### Exercise objective
Determine which lines of the records include the word "container", and copy them.

### Data shown
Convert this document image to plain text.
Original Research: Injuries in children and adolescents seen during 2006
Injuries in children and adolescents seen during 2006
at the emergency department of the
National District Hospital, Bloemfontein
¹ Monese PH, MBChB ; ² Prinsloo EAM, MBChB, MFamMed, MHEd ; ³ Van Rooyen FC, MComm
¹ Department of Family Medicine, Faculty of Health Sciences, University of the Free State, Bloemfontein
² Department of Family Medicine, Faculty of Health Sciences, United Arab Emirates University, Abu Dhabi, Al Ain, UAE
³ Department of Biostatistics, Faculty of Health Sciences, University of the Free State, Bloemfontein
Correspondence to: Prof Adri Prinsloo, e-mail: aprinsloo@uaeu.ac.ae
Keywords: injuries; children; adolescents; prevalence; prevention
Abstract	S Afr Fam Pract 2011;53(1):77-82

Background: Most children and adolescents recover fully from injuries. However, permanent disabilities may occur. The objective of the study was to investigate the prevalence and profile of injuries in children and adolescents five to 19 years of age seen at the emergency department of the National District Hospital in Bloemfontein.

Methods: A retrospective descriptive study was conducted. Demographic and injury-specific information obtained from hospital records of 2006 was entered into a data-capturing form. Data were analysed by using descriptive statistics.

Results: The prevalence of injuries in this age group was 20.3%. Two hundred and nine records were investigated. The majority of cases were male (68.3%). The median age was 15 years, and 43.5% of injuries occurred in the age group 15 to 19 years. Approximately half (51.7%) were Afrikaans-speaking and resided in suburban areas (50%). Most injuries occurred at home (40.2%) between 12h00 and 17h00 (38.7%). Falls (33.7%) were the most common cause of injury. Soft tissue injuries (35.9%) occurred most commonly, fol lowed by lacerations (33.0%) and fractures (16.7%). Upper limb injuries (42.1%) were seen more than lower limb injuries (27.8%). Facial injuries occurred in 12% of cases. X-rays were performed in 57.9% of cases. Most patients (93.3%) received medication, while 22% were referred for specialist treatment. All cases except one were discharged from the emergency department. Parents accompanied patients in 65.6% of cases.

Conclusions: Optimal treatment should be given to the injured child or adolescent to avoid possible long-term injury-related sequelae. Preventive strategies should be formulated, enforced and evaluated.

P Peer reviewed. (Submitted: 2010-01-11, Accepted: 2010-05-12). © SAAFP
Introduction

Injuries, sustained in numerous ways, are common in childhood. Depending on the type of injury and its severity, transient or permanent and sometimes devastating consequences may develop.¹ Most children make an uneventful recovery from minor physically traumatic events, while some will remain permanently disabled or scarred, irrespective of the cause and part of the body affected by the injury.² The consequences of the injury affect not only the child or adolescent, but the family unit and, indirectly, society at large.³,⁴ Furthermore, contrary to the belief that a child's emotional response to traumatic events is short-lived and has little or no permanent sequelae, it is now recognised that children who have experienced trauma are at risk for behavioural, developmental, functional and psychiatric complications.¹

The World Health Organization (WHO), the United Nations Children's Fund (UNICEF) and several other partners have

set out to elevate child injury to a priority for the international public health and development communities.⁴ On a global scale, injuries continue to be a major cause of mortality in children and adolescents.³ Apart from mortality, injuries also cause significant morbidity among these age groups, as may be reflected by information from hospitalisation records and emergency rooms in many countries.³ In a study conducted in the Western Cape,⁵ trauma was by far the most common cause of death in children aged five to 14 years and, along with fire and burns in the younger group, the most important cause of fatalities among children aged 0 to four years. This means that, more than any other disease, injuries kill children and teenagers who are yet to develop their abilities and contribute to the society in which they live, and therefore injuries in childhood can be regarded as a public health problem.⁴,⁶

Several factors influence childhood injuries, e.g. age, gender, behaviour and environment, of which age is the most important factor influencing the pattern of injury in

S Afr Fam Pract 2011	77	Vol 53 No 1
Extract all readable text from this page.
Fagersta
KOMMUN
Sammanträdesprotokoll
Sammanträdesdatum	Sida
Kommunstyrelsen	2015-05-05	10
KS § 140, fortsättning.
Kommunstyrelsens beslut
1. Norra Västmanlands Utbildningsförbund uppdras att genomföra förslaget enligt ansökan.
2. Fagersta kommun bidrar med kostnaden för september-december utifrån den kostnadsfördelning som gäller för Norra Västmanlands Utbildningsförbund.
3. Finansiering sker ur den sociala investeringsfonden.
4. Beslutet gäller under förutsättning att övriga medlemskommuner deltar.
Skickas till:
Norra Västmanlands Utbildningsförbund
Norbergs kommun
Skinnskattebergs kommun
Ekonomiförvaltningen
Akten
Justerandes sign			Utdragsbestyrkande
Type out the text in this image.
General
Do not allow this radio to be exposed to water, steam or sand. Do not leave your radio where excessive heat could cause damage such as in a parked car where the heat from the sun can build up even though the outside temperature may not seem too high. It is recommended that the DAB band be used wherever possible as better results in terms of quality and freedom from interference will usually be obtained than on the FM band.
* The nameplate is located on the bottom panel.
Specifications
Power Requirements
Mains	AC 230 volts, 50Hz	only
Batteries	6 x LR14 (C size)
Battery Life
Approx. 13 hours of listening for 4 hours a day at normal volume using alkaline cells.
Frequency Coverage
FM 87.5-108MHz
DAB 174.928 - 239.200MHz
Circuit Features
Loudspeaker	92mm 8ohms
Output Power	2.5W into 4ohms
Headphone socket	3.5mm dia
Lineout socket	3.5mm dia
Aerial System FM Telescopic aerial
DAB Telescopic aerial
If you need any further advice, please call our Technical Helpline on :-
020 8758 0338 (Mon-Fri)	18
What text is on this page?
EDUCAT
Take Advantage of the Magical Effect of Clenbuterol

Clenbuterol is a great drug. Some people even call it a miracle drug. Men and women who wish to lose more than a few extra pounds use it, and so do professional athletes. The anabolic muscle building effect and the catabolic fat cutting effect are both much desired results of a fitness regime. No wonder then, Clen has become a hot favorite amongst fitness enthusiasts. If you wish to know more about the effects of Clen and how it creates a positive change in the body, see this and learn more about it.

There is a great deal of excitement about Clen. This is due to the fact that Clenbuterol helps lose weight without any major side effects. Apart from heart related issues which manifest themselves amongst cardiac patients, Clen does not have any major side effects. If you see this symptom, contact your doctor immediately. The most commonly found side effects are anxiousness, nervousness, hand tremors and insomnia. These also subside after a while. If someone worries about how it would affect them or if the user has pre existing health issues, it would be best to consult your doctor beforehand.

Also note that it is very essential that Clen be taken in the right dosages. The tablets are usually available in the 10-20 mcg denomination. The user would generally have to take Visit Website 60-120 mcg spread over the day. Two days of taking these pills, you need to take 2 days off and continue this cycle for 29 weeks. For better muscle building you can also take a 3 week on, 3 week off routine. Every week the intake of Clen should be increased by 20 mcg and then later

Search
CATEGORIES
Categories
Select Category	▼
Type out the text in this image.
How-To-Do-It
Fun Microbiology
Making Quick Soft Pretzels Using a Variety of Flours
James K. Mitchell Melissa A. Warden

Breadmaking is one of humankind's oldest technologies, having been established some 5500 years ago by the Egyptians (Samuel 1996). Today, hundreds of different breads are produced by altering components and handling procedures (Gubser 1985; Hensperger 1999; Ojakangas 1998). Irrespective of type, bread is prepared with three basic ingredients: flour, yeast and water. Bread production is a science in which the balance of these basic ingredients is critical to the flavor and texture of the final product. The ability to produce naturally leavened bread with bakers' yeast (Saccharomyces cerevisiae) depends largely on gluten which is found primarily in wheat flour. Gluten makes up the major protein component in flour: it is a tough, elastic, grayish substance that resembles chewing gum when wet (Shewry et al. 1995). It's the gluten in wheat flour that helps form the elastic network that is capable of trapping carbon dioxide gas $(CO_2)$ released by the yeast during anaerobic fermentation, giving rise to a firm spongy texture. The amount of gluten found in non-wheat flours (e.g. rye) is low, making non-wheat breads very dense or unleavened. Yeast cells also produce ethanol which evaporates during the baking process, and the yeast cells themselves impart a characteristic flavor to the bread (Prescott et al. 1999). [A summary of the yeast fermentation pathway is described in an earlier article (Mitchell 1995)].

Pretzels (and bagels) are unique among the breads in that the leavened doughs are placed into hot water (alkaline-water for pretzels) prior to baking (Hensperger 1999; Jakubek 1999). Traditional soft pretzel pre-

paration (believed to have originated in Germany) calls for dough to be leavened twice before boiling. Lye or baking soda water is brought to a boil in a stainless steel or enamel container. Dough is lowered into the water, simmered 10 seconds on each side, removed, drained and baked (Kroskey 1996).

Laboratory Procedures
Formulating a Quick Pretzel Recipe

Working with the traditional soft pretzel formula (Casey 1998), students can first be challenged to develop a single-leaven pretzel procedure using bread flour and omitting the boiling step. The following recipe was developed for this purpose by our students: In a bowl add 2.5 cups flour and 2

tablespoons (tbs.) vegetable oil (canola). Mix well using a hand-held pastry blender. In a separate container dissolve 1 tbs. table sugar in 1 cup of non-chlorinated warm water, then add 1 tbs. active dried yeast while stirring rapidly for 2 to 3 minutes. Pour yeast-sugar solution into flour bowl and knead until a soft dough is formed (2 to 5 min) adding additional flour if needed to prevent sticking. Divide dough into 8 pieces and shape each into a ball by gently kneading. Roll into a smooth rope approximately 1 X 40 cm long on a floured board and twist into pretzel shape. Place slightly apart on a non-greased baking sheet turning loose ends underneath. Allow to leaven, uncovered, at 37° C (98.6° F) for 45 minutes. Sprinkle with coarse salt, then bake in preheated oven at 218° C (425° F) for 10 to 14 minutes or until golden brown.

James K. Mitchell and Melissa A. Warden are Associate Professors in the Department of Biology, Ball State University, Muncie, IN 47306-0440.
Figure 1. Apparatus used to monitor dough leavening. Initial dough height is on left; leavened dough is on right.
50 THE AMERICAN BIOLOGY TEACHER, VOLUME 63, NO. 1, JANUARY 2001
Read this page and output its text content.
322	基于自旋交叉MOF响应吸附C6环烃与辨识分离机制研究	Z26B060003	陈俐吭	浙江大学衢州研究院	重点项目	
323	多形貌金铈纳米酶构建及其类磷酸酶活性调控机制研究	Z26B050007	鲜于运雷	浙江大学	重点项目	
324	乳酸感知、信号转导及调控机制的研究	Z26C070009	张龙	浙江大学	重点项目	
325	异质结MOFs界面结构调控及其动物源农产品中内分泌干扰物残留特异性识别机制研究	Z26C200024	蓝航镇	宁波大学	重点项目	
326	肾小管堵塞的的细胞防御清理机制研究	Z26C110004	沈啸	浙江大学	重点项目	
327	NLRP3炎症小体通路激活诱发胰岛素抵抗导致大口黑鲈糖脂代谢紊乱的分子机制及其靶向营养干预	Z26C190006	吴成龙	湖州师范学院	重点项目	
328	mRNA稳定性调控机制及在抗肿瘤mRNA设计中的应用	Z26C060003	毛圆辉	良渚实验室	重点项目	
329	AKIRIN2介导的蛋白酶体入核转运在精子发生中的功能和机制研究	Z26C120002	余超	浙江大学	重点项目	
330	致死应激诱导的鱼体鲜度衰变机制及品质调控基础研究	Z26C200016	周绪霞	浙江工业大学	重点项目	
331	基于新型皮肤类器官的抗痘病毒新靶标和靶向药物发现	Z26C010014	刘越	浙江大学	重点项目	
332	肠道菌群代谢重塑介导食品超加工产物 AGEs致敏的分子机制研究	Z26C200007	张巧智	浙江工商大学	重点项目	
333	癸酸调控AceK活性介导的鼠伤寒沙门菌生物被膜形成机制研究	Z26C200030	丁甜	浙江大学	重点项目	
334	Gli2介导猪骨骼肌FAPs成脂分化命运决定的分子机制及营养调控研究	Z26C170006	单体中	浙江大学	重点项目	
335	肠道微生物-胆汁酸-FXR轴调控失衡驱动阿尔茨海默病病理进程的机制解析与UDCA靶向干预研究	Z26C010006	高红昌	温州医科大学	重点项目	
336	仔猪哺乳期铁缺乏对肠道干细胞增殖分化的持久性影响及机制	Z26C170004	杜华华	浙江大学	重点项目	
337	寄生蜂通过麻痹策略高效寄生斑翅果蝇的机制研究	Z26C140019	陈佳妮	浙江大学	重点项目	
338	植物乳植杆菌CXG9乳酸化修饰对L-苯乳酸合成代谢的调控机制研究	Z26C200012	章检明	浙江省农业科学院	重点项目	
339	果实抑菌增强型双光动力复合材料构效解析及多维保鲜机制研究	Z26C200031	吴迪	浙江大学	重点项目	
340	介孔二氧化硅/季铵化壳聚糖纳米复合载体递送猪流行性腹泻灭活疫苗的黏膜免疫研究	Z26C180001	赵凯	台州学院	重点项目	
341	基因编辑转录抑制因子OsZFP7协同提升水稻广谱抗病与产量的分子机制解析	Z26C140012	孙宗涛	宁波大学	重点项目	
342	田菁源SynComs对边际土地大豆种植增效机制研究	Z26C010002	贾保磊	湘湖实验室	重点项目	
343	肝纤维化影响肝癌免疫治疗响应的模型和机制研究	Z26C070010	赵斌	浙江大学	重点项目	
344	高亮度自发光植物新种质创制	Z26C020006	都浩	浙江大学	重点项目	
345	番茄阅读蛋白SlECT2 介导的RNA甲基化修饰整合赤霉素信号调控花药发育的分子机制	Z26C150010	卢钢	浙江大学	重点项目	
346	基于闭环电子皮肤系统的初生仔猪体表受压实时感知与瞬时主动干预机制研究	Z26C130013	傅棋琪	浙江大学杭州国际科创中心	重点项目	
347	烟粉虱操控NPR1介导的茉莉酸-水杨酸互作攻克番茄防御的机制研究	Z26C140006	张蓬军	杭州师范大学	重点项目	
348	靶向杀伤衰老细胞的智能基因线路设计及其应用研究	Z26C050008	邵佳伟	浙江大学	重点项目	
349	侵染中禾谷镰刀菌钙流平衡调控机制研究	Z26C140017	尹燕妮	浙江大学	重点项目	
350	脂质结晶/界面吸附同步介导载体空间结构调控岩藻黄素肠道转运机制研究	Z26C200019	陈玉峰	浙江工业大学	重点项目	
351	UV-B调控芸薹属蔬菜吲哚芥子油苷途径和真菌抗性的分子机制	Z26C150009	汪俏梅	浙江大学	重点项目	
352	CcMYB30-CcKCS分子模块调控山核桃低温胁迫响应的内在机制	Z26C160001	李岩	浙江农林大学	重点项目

### Written reply
paration (believed to have originated in Germany) calls for dough to be leavened twice before boiling. Lye or baking soda water is brought to a boil in a stainless steel or enamel container. Dough is lowered into the water, simmered 10 seconds on each side, removed, drained and baked (Kroskey 1996).
tablespoons (tbs.) vegetable oil (canola). Mix well using a hand-held pastry blender. In a separate container dissolve 1 tbs. table sugar in 1 cup of non-chlorinated warm water, then add 1 tbs. active dried yeast while stirring rapidly for 2 to 3 minutes. Pour yeast-sugar solution into flour bowl and knead until a soft dough is formed (2 to 5 min) adding additional flour if needed to prevent sticking. Divide dough into 8 pieces and shape each into a ball by gently kneading. Roll into a smooth rope approximately 1 X 40 cm long on a floured board and twist into pretzel shape. Place slightly apart on a non-greased baking sheet turning loose ends underneath. Allow to leaven, uncovered, at 37° C (98.6° F) for 45 minutes. Sprinkle with coarse salt, then bake in preheated oven at 218° C (425° F) for 10 to 14 minutes or until golden brown.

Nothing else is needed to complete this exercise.